[REQUIREMENT]
Separate out the lines that hold "n接合面".

Chart and figure data

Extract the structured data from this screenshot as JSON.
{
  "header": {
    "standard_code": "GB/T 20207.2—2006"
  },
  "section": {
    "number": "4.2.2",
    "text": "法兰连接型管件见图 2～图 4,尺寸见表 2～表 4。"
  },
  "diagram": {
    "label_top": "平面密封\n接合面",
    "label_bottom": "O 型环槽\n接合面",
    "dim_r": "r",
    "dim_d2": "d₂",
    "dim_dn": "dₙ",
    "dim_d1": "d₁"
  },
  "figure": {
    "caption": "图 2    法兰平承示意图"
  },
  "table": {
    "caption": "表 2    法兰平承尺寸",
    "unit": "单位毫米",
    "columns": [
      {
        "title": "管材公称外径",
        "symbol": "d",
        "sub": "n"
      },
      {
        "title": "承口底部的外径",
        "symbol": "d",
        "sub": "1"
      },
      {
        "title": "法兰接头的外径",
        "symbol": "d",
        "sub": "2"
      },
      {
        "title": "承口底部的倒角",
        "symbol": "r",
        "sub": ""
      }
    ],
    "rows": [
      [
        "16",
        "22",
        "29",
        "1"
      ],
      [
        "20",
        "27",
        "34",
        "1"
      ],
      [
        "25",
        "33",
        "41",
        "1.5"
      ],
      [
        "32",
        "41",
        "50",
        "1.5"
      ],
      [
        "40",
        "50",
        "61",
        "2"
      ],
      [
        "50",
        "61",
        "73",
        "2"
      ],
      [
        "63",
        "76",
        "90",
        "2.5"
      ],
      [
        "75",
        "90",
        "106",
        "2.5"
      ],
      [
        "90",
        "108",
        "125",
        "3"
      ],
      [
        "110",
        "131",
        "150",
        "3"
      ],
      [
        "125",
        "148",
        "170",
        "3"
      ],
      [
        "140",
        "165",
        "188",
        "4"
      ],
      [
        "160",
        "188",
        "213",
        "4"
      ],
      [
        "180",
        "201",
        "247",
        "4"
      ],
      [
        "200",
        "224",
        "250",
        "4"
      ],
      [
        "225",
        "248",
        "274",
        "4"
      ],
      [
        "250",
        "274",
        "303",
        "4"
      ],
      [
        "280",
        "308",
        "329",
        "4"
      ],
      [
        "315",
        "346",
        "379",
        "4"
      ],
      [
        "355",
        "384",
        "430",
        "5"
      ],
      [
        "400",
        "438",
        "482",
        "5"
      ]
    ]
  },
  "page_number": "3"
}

[SOLUTION FOR THIS EXERCISE]
    "label_top": "平面密封\n接合面",
    "label_bottom": "O 型环槽\n接合面",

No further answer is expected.